▸ Text passage
***

I have found that it is still easier to make sites that work in Firefox. As it happens they then work fine in IE8. The IE6 and IE7 are then relatively easy to tweak. Doing the other way around is a nightmare. Life in browser land is difficult enough so why not make it easy for yourself?
Cheers
Ian
Clarrie
03-16-2010, 06:09 AM
For quite a while now I've been using Opera as my main browser and particularly for testing - mostly because it was the most standards insistent. In the past if you got it right in Opera it'd be right in pretty much anything (except IE6 of course).
In most recent browser versions the differences seem very small, and I tend to find Opera, Chrome, and IE8 are the most consistently similar, but different Firefox versions can have slightly different renderings of text alignment - nothing major, only a pixel or two, but noticeable when comparing different browsers. Which of course most users don't.
cg0404
03-17-2010, 01:44 PM
I have to mention this and expect dolls of me to have pins inserted globally.
Here are the browsers for the same period that visited the site.
MS Internet Explorer No 59247 85.7 %
Firefox No 6030 8.7 %
Safari No 1728 2.5 %
Google Chrome No 1386 2 %
Mozilla No 436 0.6 %
Opera No 210 0.3 %
Unknown ? 63 0 %
Netscape No 8 0 %
Are my sites unique? Why trash Gates's IE? It is your biggest visitor. Certainly mine!
Radical I may be, but I still design for windows and internet explorer, then try to accommodate the others. But do not waste much time trying! I do wonder at times if too much effort is put into designing for the minor browsers and I believe dismissing the market leader (no matter which version of IE) out of hand whilst fashionable amongst the industry is to say the least rash.
I do not know for sure but would hazard a guess that the .3%, .6%, 2% and 2.5% visitors were associated with computers, web design or SEO. The 85.7% of visitors were the great unwashed and my potential clients!!
And I love 'em to death
/astro
I agree with your numbers above and your focus. I personally, hate MSIE, but unfortunately, it does have most the market and I see similar numbers in the visits to my client sites as well. I test in MSIE, Firefox, Safari, Google Chrome and Opera and at different resolutions. The bottom line really is, "does it render?" I start testing in MSIE as if it does not render there, I have lost about 80% of people coming to my sites.

***

▸ Source data

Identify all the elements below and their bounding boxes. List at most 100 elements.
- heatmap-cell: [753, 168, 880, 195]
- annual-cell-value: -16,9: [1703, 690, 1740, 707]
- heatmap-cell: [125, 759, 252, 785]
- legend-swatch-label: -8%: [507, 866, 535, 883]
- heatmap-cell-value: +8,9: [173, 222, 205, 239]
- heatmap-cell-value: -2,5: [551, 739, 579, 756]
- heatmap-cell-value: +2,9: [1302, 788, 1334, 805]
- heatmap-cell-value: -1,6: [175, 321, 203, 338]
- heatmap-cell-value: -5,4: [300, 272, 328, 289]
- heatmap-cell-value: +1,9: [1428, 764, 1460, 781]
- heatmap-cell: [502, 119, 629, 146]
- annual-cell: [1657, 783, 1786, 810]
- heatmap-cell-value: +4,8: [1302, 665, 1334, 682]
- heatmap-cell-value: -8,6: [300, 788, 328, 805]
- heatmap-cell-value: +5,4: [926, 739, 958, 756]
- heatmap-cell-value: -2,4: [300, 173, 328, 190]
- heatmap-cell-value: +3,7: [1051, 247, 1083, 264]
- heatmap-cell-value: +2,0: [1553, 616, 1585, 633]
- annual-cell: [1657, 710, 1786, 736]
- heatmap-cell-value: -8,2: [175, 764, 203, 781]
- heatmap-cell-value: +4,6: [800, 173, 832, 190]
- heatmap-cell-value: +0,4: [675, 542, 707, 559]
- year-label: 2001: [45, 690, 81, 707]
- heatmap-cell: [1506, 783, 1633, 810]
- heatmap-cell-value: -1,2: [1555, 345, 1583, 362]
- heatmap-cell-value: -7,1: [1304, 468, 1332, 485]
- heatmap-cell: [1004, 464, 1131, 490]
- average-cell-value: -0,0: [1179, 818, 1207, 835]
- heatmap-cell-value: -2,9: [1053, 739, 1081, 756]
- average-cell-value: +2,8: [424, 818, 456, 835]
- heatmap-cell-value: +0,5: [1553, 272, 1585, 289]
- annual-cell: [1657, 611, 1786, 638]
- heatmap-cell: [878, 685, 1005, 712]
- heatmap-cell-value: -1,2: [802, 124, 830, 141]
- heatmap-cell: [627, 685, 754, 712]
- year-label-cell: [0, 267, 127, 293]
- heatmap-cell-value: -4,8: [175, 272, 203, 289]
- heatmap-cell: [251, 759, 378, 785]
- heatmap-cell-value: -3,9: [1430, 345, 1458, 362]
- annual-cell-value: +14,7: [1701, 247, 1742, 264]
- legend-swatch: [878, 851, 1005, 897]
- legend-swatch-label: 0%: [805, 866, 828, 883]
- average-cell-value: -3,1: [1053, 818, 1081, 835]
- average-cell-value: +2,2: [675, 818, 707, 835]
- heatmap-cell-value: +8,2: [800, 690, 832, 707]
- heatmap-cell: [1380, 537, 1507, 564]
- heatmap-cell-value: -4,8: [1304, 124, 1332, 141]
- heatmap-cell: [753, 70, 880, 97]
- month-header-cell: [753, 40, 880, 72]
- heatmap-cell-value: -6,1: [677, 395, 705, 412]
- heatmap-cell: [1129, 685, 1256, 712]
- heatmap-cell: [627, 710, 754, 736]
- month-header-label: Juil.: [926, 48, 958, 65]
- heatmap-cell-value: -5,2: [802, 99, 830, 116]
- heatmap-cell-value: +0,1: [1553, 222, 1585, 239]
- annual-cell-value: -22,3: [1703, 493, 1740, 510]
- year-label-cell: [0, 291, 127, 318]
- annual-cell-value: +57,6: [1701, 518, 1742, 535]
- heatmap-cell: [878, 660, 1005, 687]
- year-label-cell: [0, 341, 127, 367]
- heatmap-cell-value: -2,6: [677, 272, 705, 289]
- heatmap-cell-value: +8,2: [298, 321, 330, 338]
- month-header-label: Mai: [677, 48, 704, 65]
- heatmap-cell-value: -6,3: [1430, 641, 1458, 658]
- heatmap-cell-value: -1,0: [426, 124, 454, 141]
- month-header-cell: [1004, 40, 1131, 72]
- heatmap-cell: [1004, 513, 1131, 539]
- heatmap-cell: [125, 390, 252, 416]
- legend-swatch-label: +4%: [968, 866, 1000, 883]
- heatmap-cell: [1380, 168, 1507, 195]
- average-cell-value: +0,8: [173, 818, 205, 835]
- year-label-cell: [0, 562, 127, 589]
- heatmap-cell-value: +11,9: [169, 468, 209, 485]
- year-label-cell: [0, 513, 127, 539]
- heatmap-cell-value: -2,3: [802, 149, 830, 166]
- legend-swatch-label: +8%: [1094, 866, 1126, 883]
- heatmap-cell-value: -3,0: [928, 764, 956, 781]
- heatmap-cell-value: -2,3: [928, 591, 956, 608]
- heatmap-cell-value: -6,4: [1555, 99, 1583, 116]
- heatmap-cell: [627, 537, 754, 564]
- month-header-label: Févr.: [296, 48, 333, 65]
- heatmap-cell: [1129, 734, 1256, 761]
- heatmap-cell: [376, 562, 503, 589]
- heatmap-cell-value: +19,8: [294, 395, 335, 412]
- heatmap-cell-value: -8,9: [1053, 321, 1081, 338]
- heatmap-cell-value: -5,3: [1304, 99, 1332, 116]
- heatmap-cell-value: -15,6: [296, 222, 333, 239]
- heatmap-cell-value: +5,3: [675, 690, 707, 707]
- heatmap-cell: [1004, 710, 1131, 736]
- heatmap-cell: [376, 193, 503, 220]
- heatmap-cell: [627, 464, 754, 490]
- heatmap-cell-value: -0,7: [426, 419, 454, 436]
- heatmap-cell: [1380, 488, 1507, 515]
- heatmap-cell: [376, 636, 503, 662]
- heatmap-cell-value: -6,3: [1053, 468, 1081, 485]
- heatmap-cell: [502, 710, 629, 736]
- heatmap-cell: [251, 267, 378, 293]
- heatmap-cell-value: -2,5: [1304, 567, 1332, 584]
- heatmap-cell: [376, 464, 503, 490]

***

▸ Brief 1
Answer these from the forum thread on browser testing:
(a) Which browser does Clarrie use as a main browser, especially for testing?
(b) What percentage of visitors used Firefox in the posted browser statistics?
(c) In which browser does the post beginning "I agree with your numbers above" start testing?
▸ Brief 2
In the forum thread on browser testing, which browsers does the post beginning "I agree with your numbers above" say are used for testing?
▸ Brief 3
Continue the forum thread on browser testing from the end of its final post.

▸ Exercise result 1
(a) Opera
(b) 8.7 %
(c) MSIE

▸ Exercise result 2
MSIE, Firefox, Safari, Google Chrome, Opera

▸ Exercise result 3
Having just looked at IE9 preview with its CSS3 capability, maybe MS is finally getting the message.
Other major fly in ointment is that IE is whatever form, will no longer be automatically installed on new computers. Will be interesting to see what folks download for preference.
Cheers
Ian
allisonays
03-18-2010, 03:26 PM
I have tried using Chrome, at first I was amazed by its feature and have enjoyed using it browsing sites and make it more easy to post my blogs on different blog sites because it is easy to navigate, after a month of using it, i have encountered problem that is really very annoying which make my posting jobs really slow. Every time I click on a link or submit my articles the page was directed to nowhere and need to refresh the page and start all over again. And that is the time i switched on using firefox.
For quite a while now I've been using Opera as my main browser and particularly for testing - mostly because it was the most standards insistent.
Most probably you are correct: Opera: Web Standards Curriculum (http://www.opera.com/company/education/curriculum/)
Test your browser here: Detect keystrokes and test if you use a W3C DOM compliant browser. (http://www.kjellbleivik.com/bt.htm)
"While the Norway-based company has focused on the European market, according to StatCounter GlobalStats in March 2010 Opera was the biggest browser in Russia with a market share of 32.76%, beating Internet Explorer, Firefox, Chrome and Safari".
Source: BBC News - Microsoft Choice screen boosts Opera browser (http://news.bbc.co.uk/2/hi/technology/8574883.stm)
weegillis
09-29-2010, 10:37 PM
Thread is past its best before date. Time for a new topic. Thread closed.